Collected data →
╭──
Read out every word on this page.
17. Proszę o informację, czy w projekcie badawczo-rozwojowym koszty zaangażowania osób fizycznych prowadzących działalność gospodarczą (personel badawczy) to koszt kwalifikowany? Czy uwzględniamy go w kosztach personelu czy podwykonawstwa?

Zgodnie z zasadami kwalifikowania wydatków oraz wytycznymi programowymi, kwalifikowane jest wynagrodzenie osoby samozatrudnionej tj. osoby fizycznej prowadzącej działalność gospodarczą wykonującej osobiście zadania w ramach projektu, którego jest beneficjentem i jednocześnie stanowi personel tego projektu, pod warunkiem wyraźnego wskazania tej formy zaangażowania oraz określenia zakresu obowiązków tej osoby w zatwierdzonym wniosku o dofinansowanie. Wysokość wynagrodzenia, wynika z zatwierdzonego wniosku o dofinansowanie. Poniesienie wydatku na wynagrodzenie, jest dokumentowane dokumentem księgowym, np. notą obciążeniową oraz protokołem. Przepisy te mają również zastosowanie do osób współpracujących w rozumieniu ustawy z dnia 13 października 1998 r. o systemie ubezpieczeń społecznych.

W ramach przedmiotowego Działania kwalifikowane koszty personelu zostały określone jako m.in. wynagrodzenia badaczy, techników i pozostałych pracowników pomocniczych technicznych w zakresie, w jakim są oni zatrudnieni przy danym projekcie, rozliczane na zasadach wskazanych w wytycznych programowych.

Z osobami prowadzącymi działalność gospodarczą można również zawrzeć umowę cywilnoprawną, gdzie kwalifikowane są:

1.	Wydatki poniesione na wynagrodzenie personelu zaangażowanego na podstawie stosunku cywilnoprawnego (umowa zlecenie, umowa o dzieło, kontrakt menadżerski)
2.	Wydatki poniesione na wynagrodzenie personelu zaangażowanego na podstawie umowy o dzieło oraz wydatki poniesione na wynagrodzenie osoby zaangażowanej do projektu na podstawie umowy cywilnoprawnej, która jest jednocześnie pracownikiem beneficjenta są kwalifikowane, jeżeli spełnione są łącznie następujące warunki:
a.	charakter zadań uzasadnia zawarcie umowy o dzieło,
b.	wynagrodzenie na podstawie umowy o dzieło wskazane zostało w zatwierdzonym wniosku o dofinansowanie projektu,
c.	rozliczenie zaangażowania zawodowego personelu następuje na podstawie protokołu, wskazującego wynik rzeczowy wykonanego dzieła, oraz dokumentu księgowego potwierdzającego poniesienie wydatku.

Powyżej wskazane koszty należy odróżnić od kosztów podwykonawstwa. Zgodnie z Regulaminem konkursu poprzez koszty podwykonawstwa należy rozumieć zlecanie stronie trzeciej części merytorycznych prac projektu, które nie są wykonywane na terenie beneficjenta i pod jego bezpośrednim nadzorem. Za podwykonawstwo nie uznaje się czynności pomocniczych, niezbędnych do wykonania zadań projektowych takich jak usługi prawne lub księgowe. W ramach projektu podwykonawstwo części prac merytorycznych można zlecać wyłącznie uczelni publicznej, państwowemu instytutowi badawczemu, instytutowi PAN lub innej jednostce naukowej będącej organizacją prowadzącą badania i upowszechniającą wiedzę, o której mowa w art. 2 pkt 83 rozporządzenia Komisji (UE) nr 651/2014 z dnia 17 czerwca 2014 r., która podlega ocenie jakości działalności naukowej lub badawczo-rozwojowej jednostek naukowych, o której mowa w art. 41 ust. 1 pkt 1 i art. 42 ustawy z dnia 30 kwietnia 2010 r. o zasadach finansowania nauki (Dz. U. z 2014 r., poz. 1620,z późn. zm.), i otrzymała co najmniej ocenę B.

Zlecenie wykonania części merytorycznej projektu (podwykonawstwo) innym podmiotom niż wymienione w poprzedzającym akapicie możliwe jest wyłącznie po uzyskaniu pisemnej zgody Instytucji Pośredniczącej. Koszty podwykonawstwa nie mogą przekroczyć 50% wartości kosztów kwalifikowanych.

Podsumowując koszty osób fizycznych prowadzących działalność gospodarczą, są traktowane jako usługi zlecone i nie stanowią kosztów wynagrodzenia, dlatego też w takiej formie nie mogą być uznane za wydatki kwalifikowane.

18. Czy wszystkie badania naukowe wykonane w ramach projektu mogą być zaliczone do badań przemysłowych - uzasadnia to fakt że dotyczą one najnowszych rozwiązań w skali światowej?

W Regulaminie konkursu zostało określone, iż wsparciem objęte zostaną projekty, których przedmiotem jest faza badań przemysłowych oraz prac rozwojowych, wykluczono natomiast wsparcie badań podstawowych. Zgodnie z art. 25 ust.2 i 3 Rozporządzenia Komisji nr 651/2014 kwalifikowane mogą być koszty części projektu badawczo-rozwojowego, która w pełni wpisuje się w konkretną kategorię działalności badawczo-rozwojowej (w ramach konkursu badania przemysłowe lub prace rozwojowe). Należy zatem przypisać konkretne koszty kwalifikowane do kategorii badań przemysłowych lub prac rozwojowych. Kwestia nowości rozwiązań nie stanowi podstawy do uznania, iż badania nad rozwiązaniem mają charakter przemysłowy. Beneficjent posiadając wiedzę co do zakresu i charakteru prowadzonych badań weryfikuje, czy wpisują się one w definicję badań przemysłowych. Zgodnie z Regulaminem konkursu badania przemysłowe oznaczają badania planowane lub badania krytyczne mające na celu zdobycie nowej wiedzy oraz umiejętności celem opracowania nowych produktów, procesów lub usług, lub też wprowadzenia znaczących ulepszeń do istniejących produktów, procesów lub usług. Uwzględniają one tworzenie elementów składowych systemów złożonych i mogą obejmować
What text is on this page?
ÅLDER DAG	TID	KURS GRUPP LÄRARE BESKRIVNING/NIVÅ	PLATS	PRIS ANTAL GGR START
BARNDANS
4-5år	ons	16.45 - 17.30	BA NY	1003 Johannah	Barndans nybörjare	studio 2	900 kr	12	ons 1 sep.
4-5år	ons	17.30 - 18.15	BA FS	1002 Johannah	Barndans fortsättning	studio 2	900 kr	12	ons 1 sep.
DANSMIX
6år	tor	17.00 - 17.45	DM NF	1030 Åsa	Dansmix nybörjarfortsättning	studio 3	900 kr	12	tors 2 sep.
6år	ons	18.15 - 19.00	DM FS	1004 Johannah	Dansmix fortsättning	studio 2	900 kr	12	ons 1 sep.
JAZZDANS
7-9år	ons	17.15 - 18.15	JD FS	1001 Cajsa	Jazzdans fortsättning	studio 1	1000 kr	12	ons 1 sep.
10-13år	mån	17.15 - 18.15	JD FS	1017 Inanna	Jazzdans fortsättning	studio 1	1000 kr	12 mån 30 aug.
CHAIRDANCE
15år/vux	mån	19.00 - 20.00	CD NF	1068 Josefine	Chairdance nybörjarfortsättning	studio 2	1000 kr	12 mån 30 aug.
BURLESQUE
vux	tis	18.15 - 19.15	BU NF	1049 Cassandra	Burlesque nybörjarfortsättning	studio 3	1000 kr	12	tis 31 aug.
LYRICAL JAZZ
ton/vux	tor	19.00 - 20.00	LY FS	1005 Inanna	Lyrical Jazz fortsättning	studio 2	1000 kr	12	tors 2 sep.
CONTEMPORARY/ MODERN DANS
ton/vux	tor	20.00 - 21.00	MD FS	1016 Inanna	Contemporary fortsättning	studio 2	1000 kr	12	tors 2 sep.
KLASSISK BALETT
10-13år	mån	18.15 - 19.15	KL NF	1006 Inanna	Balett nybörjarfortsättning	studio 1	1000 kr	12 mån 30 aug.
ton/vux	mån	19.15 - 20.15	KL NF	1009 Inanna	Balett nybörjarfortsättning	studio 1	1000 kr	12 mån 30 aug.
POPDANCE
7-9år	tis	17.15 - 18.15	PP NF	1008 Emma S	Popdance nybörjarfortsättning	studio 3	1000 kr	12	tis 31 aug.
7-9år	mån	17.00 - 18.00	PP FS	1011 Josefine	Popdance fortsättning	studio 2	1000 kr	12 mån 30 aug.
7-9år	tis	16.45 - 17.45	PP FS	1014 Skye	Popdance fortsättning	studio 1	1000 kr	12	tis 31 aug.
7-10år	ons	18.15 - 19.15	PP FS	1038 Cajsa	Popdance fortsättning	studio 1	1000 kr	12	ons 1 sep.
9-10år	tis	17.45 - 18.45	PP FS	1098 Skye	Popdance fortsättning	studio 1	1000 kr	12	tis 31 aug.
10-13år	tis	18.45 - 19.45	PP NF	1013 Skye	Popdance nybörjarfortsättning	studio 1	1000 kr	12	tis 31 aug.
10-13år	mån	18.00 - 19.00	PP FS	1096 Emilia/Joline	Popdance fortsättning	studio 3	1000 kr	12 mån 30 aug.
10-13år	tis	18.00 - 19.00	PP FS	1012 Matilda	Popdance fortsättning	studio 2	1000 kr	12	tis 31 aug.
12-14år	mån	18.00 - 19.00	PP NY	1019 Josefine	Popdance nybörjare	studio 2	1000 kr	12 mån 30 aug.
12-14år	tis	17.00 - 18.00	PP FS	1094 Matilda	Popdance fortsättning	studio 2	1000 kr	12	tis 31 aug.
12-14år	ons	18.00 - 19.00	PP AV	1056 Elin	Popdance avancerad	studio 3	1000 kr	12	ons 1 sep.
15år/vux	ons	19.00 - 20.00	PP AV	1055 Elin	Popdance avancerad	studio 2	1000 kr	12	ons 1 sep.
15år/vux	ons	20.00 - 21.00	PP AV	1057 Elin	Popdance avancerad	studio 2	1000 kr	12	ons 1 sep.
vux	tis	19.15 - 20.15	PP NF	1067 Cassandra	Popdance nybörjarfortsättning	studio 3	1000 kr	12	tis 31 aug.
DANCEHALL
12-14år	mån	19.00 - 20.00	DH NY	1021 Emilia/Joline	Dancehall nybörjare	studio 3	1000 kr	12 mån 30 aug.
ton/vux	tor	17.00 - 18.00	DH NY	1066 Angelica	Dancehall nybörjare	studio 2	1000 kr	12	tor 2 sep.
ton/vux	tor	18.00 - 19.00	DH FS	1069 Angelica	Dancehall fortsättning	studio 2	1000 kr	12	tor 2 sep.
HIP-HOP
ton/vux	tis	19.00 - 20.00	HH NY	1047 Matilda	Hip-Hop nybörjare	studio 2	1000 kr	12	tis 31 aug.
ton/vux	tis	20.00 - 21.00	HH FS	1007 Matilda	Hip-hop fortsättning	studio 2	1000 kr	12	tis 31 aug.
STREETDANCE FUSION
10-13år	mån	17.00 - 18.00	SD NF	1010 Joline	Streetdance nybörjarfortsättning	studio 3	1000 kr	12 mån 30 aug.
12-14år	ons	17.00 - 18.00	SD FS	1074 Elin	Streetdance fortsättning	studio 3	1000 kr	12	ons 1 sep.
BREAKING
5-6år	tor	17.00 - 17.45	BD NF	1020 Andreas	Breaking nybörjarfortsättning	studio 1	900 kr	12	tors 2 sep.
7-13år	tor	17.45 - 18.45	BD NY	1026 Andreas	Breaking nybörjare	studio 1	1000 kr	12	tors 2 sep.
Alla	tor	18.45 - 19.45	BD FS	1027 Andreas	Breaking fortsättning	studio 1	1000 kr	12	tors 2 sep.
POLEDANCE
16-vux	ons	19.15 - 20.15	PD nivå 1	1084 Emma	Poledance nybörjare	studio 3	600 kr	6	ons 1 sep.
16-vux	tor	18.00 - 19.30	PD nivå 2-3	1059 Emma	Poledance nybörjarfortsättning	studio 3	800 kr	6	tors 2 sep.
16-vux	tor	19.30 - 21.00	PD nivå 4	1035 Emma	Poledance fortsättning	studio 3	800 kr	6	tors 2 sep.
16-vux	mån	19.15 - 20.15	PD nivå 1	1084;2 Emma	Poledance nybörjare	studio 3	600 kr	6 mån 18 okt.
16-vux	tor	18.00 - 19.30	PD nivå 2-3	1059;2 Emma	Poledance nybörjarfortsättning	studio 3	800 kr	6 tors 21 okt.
╰──
Aim of the task → Search the entries for "Josefine" and copy out each line that has it.

Reply →
15år/vux	mån	19.00 - 20.00	CD NF	1068 Josefine	Chairdance nybörjarfortsättning	studio 2	1000 kr	12 mån 30 aug.
7-9år	mån	17.00 - 18.00	PP FS	1011 Josefine	Popdance fortsättning	studio 2	1000 kr	12 mån 30 aug.
12-14år	mån	18.00 - 19.00	PP NY	1019 Josefine	Popdance nybörjare	studio 2	1000 kr	12 mån 30 aug.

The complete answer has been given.